* [DATA EXTRACT]:
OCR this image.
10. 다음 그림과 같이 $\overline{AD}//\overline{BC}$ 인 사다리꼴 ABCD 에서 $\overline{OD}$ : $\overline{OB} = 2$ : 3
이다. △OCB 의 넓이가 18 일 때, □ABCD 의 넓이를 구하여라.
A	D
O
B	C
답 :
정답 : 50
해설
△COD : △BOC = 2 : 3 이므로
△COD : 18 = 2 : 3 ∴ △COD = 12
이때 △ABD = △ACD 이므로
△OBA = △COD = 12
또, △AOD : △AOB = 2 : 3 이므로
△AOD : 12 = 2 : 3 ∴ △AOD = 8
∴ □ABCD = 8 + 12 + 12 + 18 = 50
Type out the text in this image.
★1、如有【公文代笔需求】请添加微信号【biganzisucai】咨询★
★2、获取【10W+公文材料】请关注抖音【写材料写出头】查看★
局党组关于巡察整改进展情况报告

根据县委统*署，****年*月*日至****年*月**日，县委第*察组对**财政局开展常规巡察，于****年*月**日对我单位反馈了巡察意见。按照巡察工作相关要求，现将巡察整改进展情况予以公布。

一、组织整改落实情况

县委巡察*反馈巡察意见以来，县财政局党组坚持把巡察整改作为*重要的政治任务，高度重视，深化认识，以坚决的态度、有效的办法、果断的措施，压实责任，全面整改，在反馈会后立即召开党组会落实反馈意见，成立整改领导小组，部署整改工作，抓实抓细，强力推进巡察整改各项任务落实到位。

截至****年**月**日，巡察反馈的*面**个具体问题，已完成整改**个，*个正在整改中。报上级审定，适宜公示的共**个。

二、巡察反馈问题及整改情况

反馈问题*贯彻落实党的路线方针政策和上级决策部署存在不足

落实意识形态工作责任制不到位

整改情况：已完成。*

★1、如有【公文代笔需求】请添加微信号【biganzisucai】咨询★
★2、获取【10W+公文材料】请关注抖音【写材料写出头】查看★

* [WHAT IS BEING ASKED]: Give the lines from the one containing "Type out the text in this image." through the end of the entries again, exactly as written and with no other lines.

* [WORKED SOLUTION]:
Type out the text in this image.
★1、如有【公文代笔需求】请添加微信号【biganzisucai】咨询★
★2、获取【10W+公文材料】请关注抖音【写材料写出头】查看★
局党组关于巡察整改进展情况报告

根据县委统*署，****年*月*日至****年*月**日，县委第*察组对**财政局开展常规巡察，于****年*月**日对我单位反馈了巡察意见。按照巡察工作相关要求，现将巡察整改进展情况予以公布。

一、组织整改落实情况

县委巡察*反馈巡察意见以来，县财政局党组坚持把巡察整改作为*重要的政治任务，高度重视，深化认识，以坚决的态度、有效的办法、果断的措施，压实责任，全面整改，在反馈会后立即召开党组会落实反馈意见，成立整改领导小组，部署整改工作，抓实抓细，强力推进巡察整改各项任务落实到位。

截至****年**月**日，巡察反馈的*面**个具体问题，已完成整改**个，*个正在整改中。报上级审定，适宜公示的共**个。

二、巡察反馈问题及整改情况

反馈问题*贯彻落实党的路线方针政策和上级决策部署存在不足

落实意识形态工作责任制不到位

整改情况：已完成。*

★1、如有【公文代笔需求】请添加微信号【biganzisucai】咨询★
★2、获取【10W+公文材料】请关注抖音【写材料写出头】查看★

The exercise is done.